_THE TASK:_ Verbatim output of all the material below is required.

_DATASET CONTENT:_
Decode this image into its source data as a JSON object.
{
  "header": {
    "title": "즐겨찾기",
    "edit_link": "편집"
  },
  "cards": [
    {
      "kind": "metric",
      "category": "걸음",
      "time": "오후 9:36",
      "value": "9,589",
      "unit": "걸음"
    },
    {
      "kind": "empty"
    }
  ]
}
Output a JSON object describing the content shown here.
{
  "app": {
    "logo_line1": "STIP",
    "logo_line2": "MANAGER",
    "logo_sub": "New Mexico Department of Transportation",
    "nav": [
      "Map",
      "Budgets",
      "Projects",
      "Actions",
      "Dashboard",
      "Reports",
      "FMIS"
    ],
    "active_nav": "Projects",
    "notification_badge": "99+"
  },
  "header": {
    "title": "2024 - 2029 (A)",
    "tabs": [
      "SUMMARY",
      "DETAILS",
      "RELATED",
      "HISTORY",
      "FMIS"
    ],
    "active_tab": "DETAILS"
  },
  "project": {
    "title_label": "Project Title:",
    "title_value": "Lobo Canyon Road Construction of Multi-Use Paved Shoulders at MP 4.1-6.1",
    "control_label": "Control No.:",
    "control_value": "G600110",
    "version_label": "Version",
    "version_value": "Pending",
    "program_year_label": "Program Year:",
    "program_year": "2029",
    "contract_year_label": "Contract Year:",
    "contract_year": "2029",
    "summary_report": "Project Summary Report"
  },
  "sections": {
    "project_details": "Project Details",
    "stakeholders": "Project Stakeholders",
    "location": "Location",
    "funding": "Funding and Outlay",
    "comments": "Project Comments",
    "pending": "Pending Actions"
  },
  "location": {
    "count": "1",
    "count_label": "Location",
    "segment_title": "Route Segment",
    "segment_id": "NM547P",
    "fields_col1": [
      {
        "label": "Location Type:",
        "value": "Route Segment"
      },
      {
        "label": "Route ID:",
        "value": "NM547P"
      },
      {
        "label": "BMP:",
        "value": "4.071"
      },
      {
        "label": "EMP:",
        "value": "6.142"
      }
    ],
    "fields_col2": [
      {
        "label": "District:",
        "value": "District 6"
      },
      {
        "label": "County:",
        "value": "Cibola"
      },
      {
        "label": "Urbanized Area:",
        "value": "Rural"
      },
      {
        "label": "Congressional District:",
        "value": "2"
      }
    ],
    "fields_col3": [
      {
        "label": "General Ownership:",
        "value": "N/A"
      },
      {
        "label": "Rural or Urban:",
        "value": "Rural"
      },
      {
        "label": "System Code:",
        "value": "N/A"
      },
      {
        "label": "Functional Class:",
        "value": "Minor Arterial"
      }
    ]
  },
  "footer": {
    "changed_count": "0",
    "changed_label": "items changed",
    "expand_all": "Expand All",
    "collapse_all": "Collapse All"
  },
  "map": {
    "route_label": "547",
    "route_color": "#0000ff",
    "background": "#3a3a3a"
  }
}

_RIGHT ANSWER:_
Decode this image into its source data as a JSON object.
{
  "header": {
    "title": "즐겨찾기",
    "edit_link": "편집"
  },
  "cards": [
    {
      "kind": "metric",
      "category": "걸음",
      "time": "오후 9:36",
      "value": "9,589",
      "unit": "걸음"
    },
    {
      "kind": "empty"
    }
  ]
}
Output a JSON object describing the content shown here.
{
  "app": {
    "logo_line1": "STIP",
    "logo_line2": "MANAGER",
    "logo_sub": "New Mexico Department of Transportation",
    "nav": [
      "Map",
      "Budgets",
      "Projects",
      "Actions",
      "Dashboard",
      "Reports",
      "FMIS"
    ],
    "active_nav": "Projects",
    "notification_badge": "99+"
  },
  "header": {
    "title": "2024 - 2029 (A)",
    "tabs": [
      "SUMMARY",
      "DETAILS",
      "RELATED",
      "HISTORY",
      "FMIS"
    ],
    "active_tab": "DETAILS"
  },
  "project": {
    "title_label": "Project Title:",
    "title_value": "Lobo Canyon Road Construction of Multi-Use Paved Shoulders at MP 4.1-6.1",
    "control_label": "Control No.:",
    "control_value": "G600110",
    "version_label": "Version",
    "version_value": "Pending",
    "program_year_label": "Program Year:",
    "program_year": "2029",
    "contract_year_label": "Contract Year:",
    "contract_year": "2029",
    "summary_report": "Project Summary Report"
  },
  "sections": {
    "project_details": "Project Details",
    "stakeholders": "Project Stakeholders",
    "location": "Location",
    "funding": "Funding and Outlay",
    "comments": "Project Comments",
    "pending": "Pending Actions"
  },
  "location": {
    "count": "1",
    "count_label": "Location",
    "segment_title": "Route Segment",
    "segment_id": "NM547P",
    "fields_col1": [
      {
        "label": "Location Type:",
        "value": "Route Segment"
      },
      {
        "label": "Route ID:",
        "value": "NM547P"
      },
      {
        "label": "BMP:",
        "value": "4.071"
      },
      {
        "label": "EMP:",
        "value": "6.142"
      }
    ],
    "fields_col2": [
      {
        "label": "District:",
        "value": "District 6"
      },
      {
        "label": "County:",
        "value": "Cibola"
      },
      {
        "label": "Urbanized Area:",
        "value": "Rural"
      },
      {
        "label": "Congressional District:",
        "value": "2"
      }
    ],
    "fields_col3": [
      {
        "label": "General Ownership:",
        "value": "N/A"
      },
      {
        "label": "Rural or Urban:",
        "value": "Rural"
      },
      {
        "label": "System Code:",
        "value": "N/A"
      },
      {
        "label": "Functional Class:",
        "value": "Minor Arterial"
      }
    ]
  },
  "footer": {
    "changed_count": "0",
    "changed_label": "items changed",
    "expand_all": "Expand All",
    "collapse_all": "Collapse All"
  },
  "map": {
    "route_label": "547",
    "route_color": "#0000ff",
    "background": "#3a3a3a"
  }
}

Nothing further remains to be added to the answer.